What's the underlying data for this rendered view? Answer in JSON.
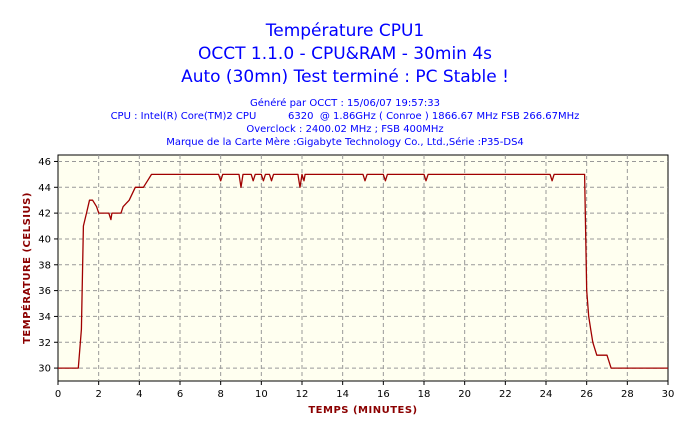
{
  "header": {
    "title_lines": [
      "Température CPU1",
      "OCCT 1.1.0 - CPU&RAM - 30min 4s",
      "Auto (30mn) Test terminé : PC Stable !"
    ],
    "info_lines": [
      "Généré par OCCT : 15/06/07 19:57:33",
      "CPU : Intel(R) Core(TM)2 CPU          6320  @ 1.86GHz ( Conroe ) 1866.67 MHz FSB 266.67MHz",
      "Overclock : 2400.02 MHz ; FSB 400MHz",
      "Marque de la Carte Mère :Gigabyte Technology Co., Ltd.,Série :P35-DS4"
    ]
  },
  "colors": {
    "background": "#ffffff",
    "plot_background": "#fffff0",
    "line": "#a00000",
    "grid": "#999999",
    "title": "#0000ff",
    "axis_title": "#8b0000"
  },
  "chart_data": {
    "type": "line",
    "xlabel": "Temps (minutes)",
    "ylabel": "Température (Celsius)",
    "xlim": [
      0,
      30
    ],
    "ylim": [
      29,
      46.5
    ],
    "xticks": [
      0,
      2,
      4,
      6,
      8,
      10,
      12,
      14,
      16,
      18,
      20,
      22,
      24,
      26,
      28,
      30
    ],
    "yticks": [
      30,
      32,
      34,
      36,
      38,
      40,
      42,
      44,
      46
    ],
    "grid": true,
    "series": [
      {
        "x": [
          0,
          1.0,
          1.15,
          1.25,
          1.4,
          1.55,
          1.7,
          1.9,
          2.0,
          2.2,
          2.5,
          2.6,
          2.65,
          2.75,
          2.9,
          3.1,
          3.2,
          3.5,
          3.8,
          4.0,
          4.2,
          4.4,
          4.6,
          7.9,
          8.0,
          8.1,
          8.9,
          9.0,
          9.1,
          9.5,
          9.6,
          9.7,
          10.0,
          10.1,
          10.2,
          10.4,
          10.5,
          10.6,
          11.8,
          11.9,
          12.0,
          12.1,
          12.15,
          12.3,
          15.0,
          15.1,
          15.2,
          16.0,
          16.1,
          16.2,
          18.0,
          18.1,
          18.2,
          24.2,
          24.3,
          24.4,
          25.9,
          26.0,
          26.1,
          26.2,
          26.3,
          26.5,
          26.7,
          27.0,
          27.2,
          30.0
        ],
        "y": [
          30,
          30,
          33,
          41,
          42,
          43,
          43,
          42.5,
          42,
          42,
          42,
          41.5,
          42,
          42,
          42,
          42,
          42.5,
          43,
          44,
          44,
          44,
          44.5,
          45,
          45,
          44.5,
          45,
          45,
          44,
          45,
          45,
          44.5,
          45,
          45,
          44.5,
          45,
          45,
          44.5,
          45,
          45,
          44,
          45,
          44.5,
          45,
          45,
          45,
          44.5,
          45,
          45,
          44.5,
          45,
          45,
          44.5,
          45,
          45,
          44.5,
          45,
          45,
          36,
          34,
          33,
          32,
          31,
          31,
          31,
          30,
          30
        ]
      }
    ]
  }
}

****************************************

* _What this task involves_: Say how many lines of the listing above contain "Température", with no other words.

* _Written response_: 2